====== Task data

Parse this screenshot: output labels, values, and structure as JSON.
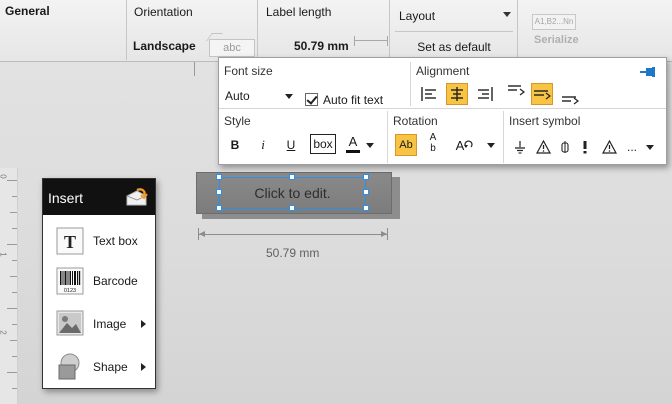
{
  "ribbon": {
    "general_title": "General",
    "orientation": {
      "title": "Orientation",
      "value": "Landscape",
      "preview_text": "abc"
    },
    "label_length": {
      "title": "Label length",
      "value": "50.79 mm"
    },
    "layout": {
      "title": "Layout",
      "set_default": "Set as default"
    },
    "serialize": {
      "icon_text": "A1,B2...Nn",
      "label": "Serialize"
    }
  },
  "properties": {
    "font_size": {
      "title": "Font size",
      "value": "Auto",
      "auto_fit_label": "Auto fit text",
      "auto_fit_checked": true
    },
    "alignment": {
      "title": "Alignment",
      "horizontal_selected": "center",
      "vertical_selected": "middle"
    },
    "style": {
      "title": "Style",
      "bold": "B",
      "italic": "i",
      "underline": "U",
      "box": "box",
      "color_letter": "A"
    },
    "rotation": {
      "title": "Rotation",
      "selected": "horizontal",
      "btn_ab": "Ab",
      "btn_vert_a": "A",
      "btn_vert_b": "b",
      "btn_rot": "A"
    },
    "insert_symbol": {
      "title": "Insert symbol",
      "more": "..."
    }
  },
  "canvas": {
    "textbox_text": "Click to edit.",
    "dimension_label": "50.79 mm",
    "ruler_numbers": [
      "0",
      "1",
      "2"
    ]
  },
  "insert_panel": {
    "title": "Insert",
    "items": [
      {
        "label": "Text box",
        "icon": "text-box-icon",
        "has_submenu": false
      },
      {
        "label": "Barcode",
        "icon": "barcode-icon",
        "has_submenu": false,
        "icon_text": "0123"
      },
      {
        "label": "Image",
        "icon": "image-icon",
        "has_submenu": true
      },
      {
        "label": "Shape",
        "icon": "shape-icon",
        "has_submenu": true
      }
    ]
  },
  "colors": {
    "accent_selected": "#f7c443",
    "selection_handle": "#2f8fe6",
    "label_fill": "#808080",
    "pin": "#1e78c8"
  }
}
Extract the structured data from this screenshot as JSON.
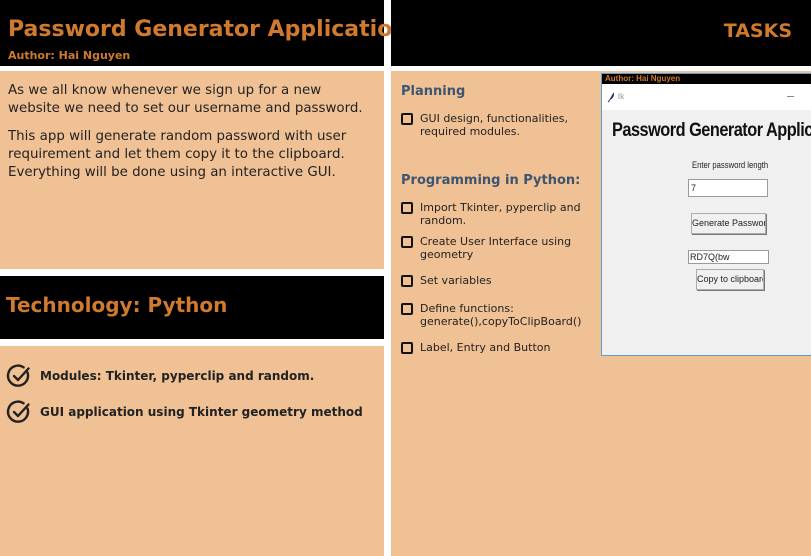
{
  "header": {
    "title": "Password Generator Application",
    "author": "Author: Hai Nguyen"
  },
  "intro": {
    "paragraph_1": "As we all know whenever we sign up for a new website we need to set our username and password.",
    "paragraph_2": "This app will generate random password with user requirement and let them copy it to the clipboard. Everything will be done using an interactive GUI."
  },
  "technology": {
    "title": "Technology: Python",
    "items": [
      {
        "label": "Modules: Tkinter, pyperclip and random.",
        "icon": "check-circle-icon"
      },
      {
        "label": "GUI application using Tkinter geometry method",
        "icon": "check-circle-icon"
      }
    ]
  },
  "tasks": {
    "title": "TASKS",
    "planning": {
      "title": "Planning",
      "items": [
        {
          "label": "GUI design, functionalities, required modules.",
          "checked": false
        }
      ]
    },
    "programming": {
      "title": "Programming in Python:",
      "items": [
        {
          "label": "Import Tkinter, pyperclip and random.",
          "checked": false
        },
        {
          "label": "Create User Interface using geometry",
          "checked": false
        },
        {
          "label": "Set variables",
          "checked": false
        },
        {
          "label": "Define functions: generate(),copyToClipBoard()",
          "checked": false
        },
        {
          "label": "Label, Entry and Button",
          "checked": false
        }
      ]
    }
  },
  "app_screenshot": {
    "author_bar": "Author: Hai Nguyen",
    "window_title": "tk",
    "heading": "Password Generator Application",
    "length_label": "Enter password length",
    "length_value": "7",
    "generate_button": "Generate Password",
    "password_value": "RD7Q(bw",
    "copy_button": "Copy to clipboard"
  },
  "colors": {
    "accent_orange": "#cf7a2c",
    "panel_tan": "#f0c195",
    "panel_dark": "#000000",
    "section_blue": "#3d5571",
    "screenshot_border": "#5aa0d8"
  }
}
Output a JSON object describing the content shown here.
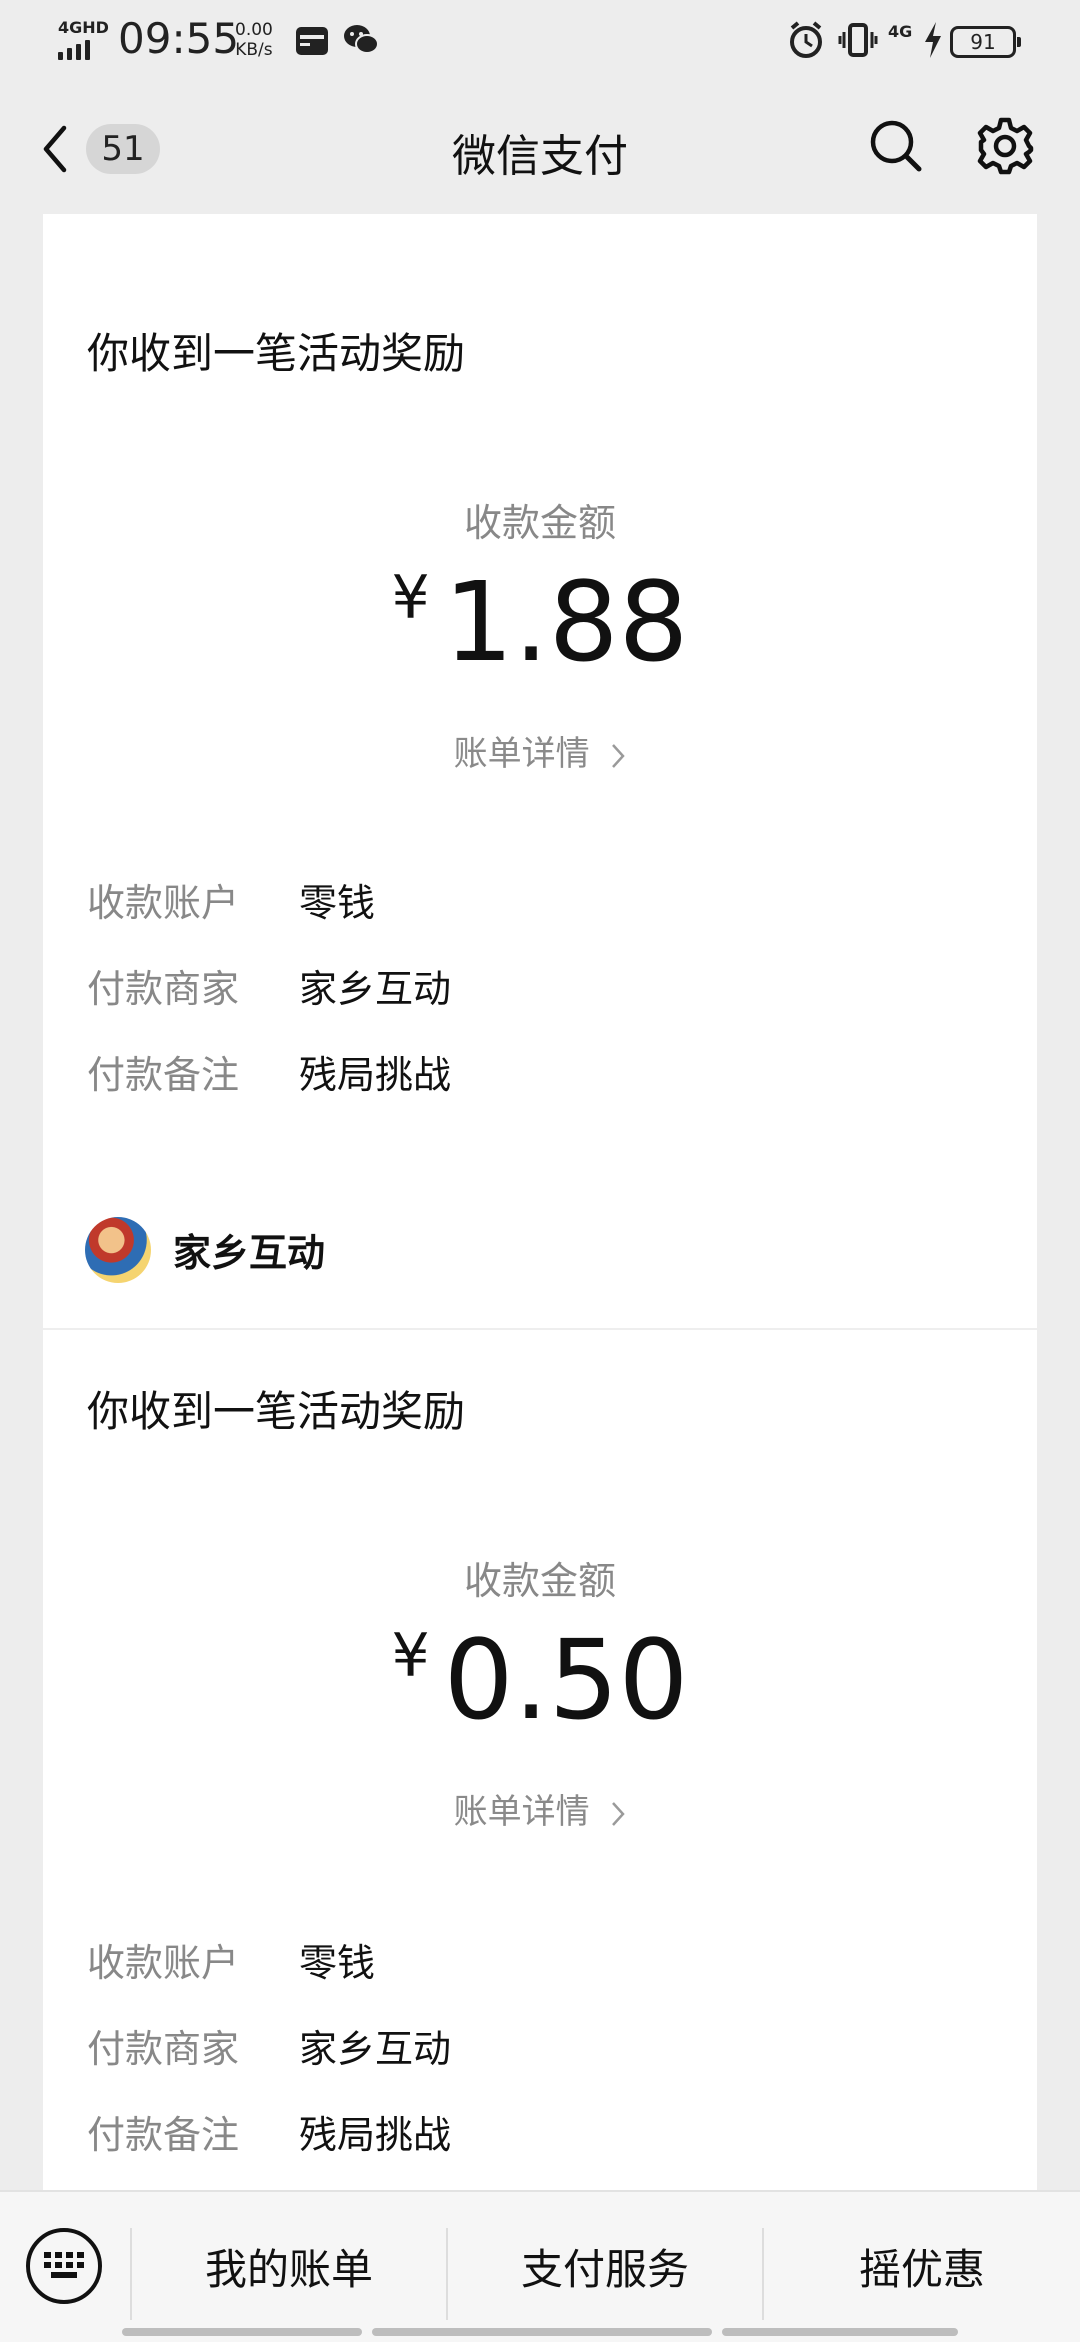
{
  "status_bar": {
    "network": "4GHD",
    "time": "09:55",
    "speed_value": "0.00",
    "speed_unit": "KB/s",
    "mobile": "4G",
    "battery": "91"
  },
  "header": {
    "unread_count": "51",
    "title": "微信支付"
  },
  "cards": [
    {
      "message_title": "你收到一笔活动奖励",
      "amount_label": "收款金额",
      "currency": "¥",
      "amount": "1.88",
      "detail_link": "账单详情",
      "rows": [
        {
          "key": "收款账户",
          "value": "零钱"
        },
        {
          "key": "付款商家",
          "value": "家乡互动"
        },
        {
          "key": "付款备注",
          "value": "残局挑战"
        }
      ]
    },
    {
      "merchant_name": "家乡互动",
      "message_title": "你收到一笔活动奖励",
      "amount_label": "收款金额",
      "currency": "¥",
      "amount": "0.50",
      "detail_link": "账单详情",
      "rows": [
        {
          "key": "收款账户",
          "value": "零钱"
        },
        {
          "key": "付款商家",
          "value": "家乡互动"
        },
        {
          "key": "付款备注",
          "value": "残局挑战"
        }
      ]
    }
  ],
  "bottom_menu": {
    "items": [
      "我的账单",
      "支付服务",
      "摇优惠"
    ]
  }
}
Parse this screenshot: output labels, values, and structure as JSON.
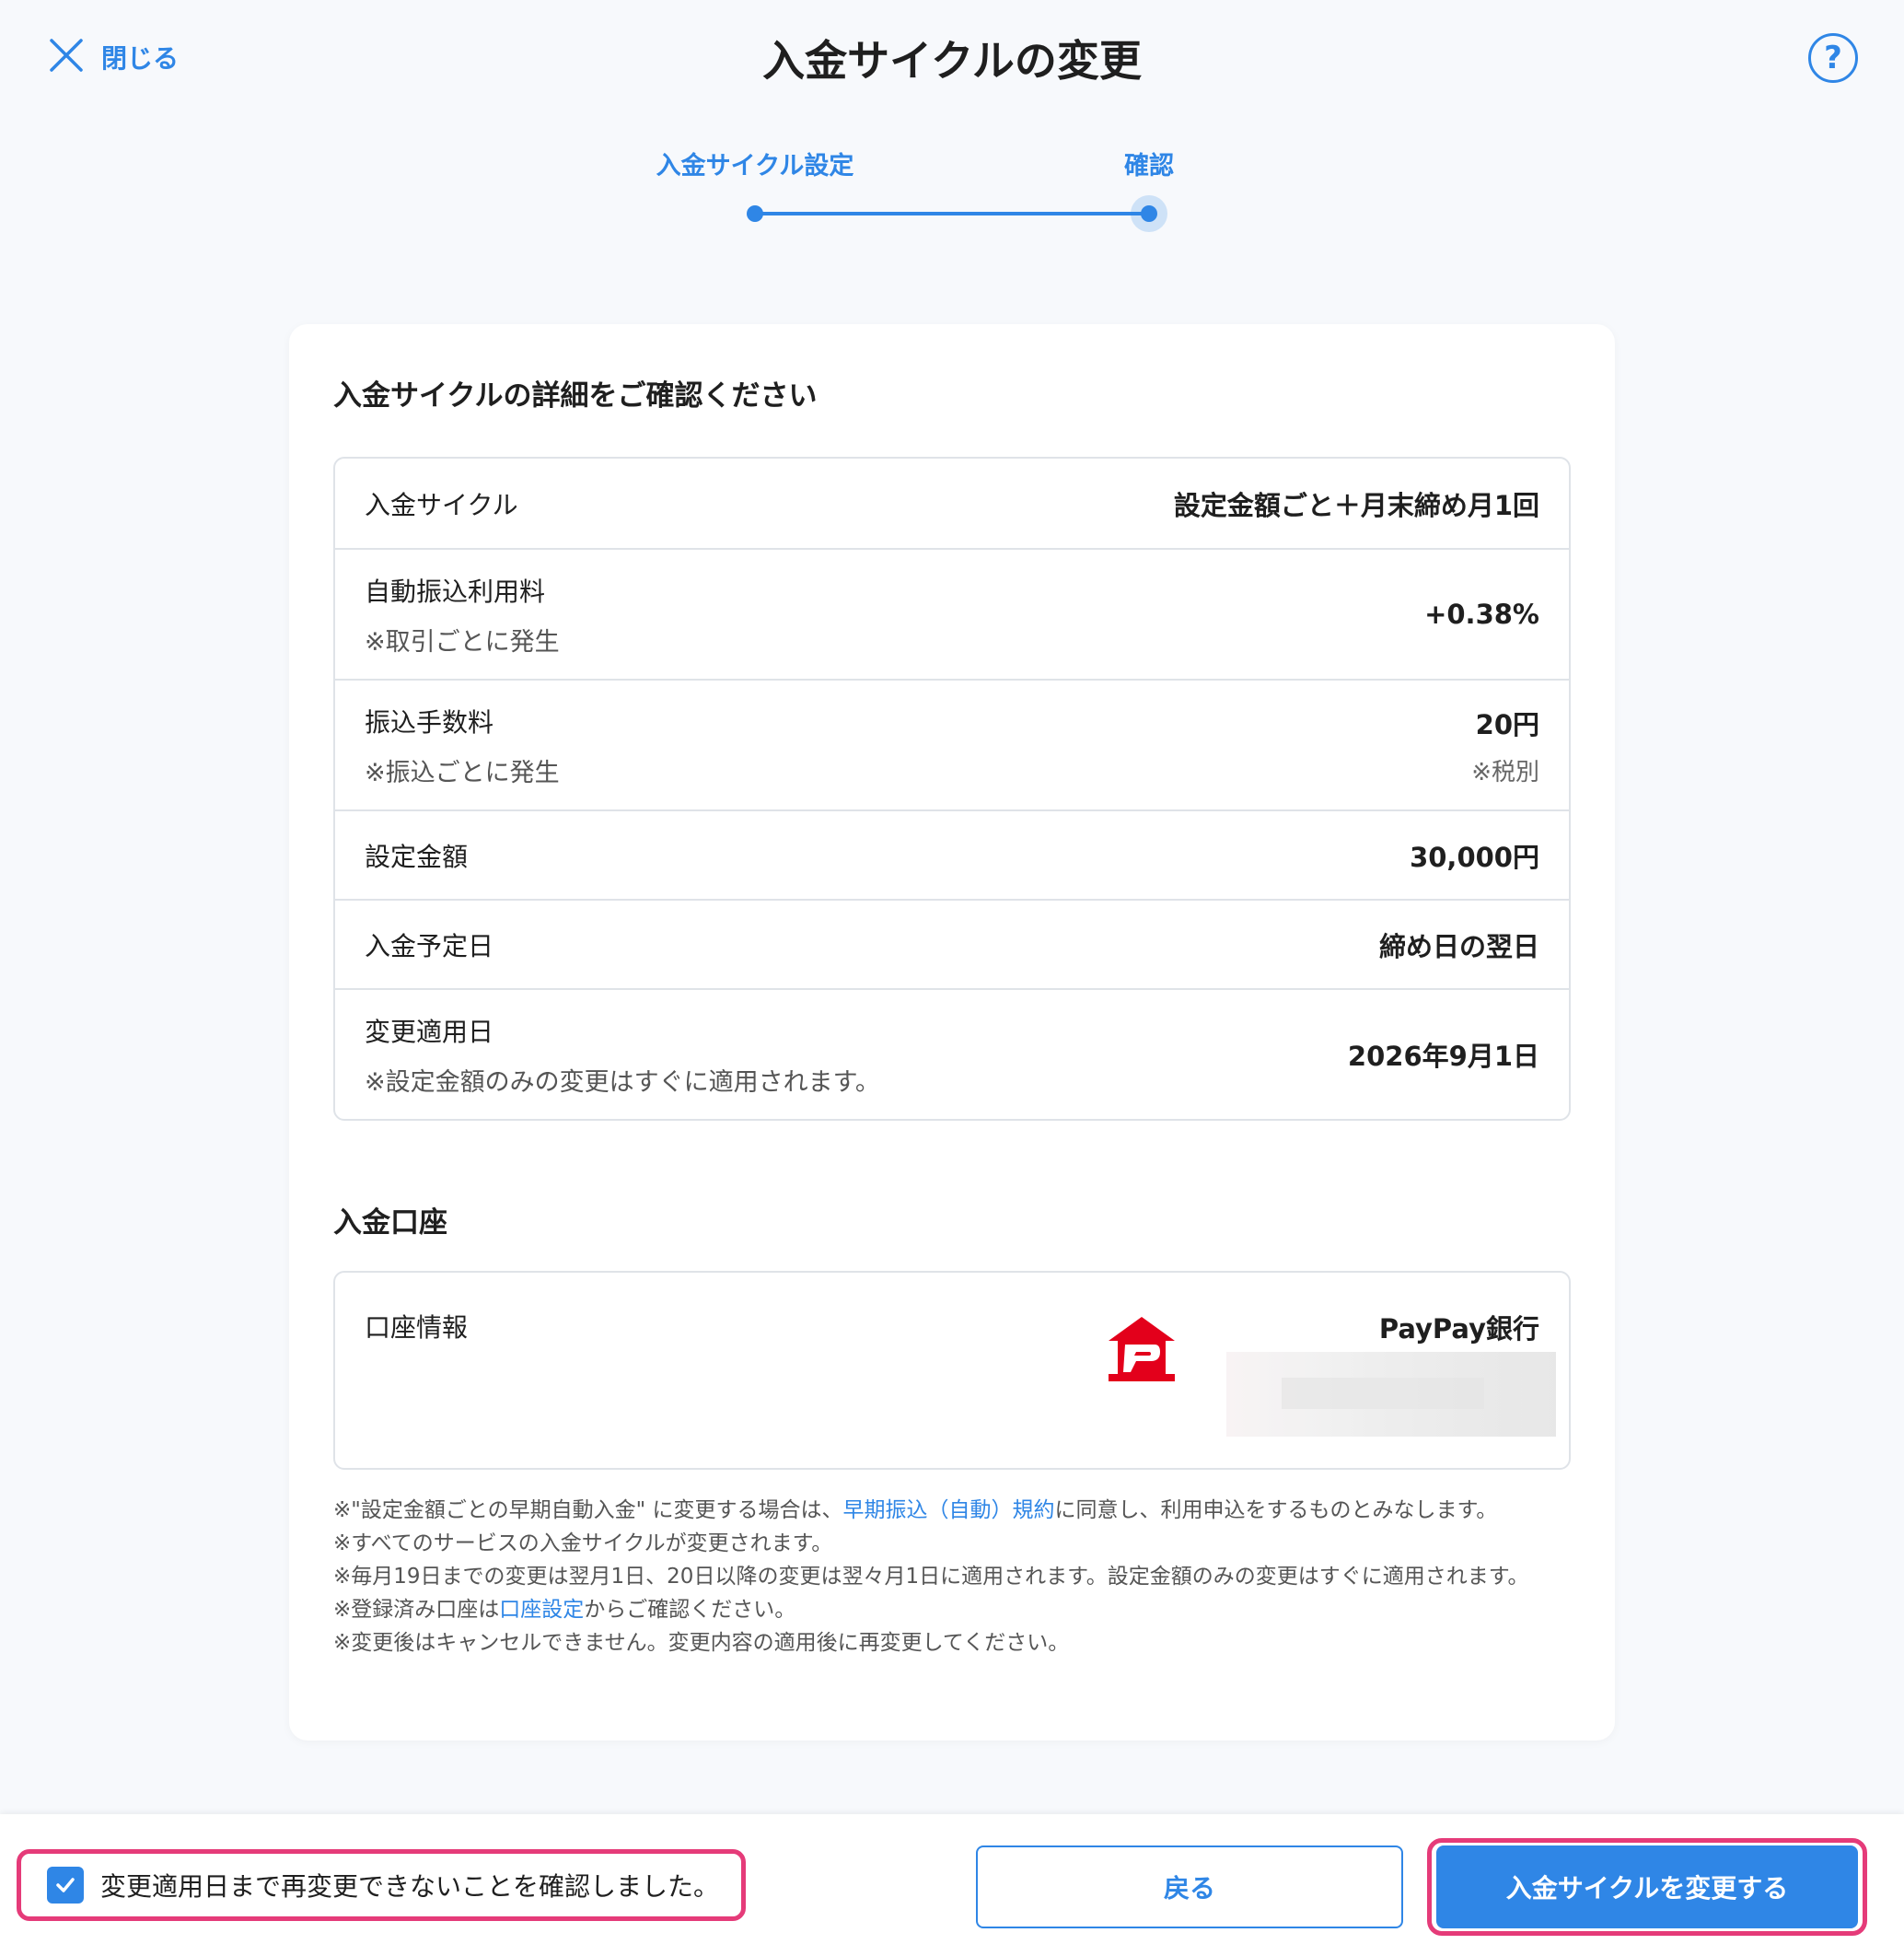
{
  "header": {
    "close_label": "閉じる",
    "title": "入金サイクルの変更",
    "help_label": "?"
  },
  "stepper": {
    "steps": [
      {
        "label": "入金サイクル設定"
      },
      {
        "label": "確認"
      }
    ]
  },
  "details": {
    "title": "入金サイクルの詳細をご確認ください",
    "rows": [
      {
        "label": "入金サイクル",
        "sub": "",
        "value": "設定金額ごと＋月末締め月1回",
        "value_sub": ""
      },
      {
        "label": "自動振込利用料",
        "sub": "※取引ごとに発生",
        "value": "+0.38%",
        "value_sub": ""
      },
      {
        "label": "振込手数料",
        "sub": "※振込ごとに発生",
        "value": "20円",
        "value_sub": "※税別"
      },
      {
        "label": "設定金額",
        "sub": "",
        "value": "30,000円",
        "value_sub": ""
      },
      {
        "label": "入金予定日",
        "sub": "",
        "value": "締め日の翌日",
        "value_sub": ""
      },
      {
        "label": "変更適用日",
        "sub": "※設定金額のみの変更はすぐに適用されます。",
        "value": "2026年9月1日",
        "value_sub": ""
      }
    ]
  },
  "account": {
    "title": "入金口座",
    "label": "口座情報",
    "bank_name": "PayPay銀行"
  },
  "notes": {
    "n1_prefix": "※\"設定金額ごとの早期自動入金\" に変更する場合は、",
    "n1_link": "早期振込（自動）規約",
    "n1_suffix": "に同意し、利用申込をするものとみなします。",
    "n2": "※すべてのサービスの入金サイクルが変更されます。",
    "n3": "※毎月19日までの変更は翌月1日、20日以降の変更は翌々月1日に適用されます。設定金額のみの変更はすぐに適用されます。",
    "n4_prefix": "※登録済み口座は",
    "n4_link": "口座設定",
    "n4_suffix": "からご確認ください。",
    "n5": "※変更後はキャンセルできません。変更内容の適用後に再変更してください。"
  },
  "footer": {
    "confirm_label": "変更適用日まで再変更できないことを確認しました。",
    "confirm_checked": true,
    "back_label": "戻る",
    "submit_label": "入金サイクルを変更する"
  },
  "colors": {
    "accent": "#2f86e6",
    "highlight": "#e53b79",
    "logo_red": "#e3001b"
  },
  "icons": {
    "close": "close-icon",
    "help": "help-icon",
    "check": "check-icon",
    "bank_logo": "paypay-bank-logo"
  }
}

============

The problem>
Lines of the material that contain the word "Author" are to be gathered.

Answer to the task>
    "author": "Author: Hai Nguyen"
    "author_bar": "Author: Hai Nguyen",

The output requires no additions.